• Written instruction:
Copy out the entries below in full and exactly.

Data records:
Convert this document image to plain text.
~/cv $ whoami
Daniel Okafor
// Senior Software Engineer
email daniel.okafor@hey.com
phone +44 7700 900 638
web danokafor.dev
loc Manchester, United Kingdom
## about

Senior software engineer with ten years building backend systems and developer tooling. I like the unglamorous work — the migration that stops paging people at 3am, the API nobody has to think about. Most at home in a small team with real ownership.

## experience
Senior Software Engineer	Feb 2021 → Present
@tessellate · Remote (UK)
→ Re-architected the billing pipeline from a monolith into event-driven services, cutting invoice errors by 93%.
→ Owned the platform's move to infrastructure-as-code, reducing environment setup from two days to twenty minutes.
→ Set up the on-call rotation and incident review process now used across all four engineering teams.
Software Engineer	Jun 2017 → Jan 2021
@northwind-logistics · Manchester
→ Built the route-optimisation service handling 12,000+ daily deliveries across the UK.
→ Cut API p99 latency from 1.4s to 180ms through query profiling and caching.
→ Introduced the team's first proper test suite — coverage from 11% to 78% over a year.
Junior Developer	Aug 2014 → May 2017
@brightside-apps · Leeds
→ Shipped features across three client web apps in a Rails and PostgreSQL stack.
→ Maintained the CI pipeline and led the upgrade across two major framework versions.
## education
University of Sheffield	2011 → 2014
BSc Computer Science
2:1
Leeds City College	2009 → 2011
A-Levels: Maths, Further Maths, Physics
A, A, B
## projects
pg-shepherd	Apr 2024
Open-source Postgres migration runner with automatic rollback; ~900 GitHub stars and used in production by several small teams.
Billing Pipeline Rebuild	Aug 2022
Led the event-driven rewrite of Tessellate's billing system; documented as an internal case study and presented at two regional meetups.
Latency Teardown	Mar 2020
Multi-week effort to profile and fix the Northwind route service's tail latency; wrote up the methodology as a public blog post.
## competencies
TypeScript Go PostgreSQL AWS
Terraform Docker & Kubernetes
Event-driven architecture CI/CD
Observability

• Answer to this exercise:
Convert this document image to plain text.
~/cv $ whoami
Daniel Okafor
// Senior Software Engineer
email daniel.okafor@hey.com
phone +44 7700 900 638
web danokafor.dev
loc Manchester, United Kingdom
## about

Senior software engineer with ten years building backend systems and developer tooling. I like the unglamorous work — the migration that stops paging people at 3am, the API nobody has to think about. Most at home in a small team with real ownership.

## experience
Senior Software Engineer	Feb 2021 → Present
@tessellate · Remote (UK)
→ Re-architected the billing pipeline from a monolith into event-driven services, cutting invoice errors by 93%.
→ Owned the platform's move to infrastructure-as-code, reducing environment setup from two days to twenty minutes.
→ Set up the on-call rotation and incident review process now used across all four engineering teams.
Software Engineer	Jun 2017 → Jan 2021
@northwind-logistics · Manchester
→ Built the route-optimisation service handling 12,000+ daily deliveries across the UK.
→ Cut API p99 latency from 1.4s to 180ms through query profiling and caching.
→ Introduced the team's first proper test suite — coverage from 11% to 78% over a year.
Junior Developer	Aug 2014 → May 2017
@brightside-apps · Leeds
→ Shipped features across three client web apps in a Rails and PostgreSQL stack.
→ Maintained the CI pipeline and led the upgrade across two major framework versions.
## education
University of Sheffield	2011 → 2014
BSc Computer Science
2:1
Leeds City College	2009 → 2011
A-Levels: Maths, Further Maths, Physics
A, A, B
## projects
pg-shepherd	Apr 2024
Open-source Postgres migration runner with automatic rollback; ~900 GitHub stars and used in production by several small teams.
Billing Pipeline Rebuild	Aug 2022
Led the event-driven rewrite of Tessellate's billing system; documented as an internal case study and presented at two regional meetups.
Latency Teardown	Mar 2020
Multi-week effort to profile and fix the Northwind route service's tail latency; wrote up the methodology as a public blog post.
## competencies
TypeScript Go PostgreSQL AWS
Terraform Docker & Kubernetes
Event-driven architecture CI/CD
Observability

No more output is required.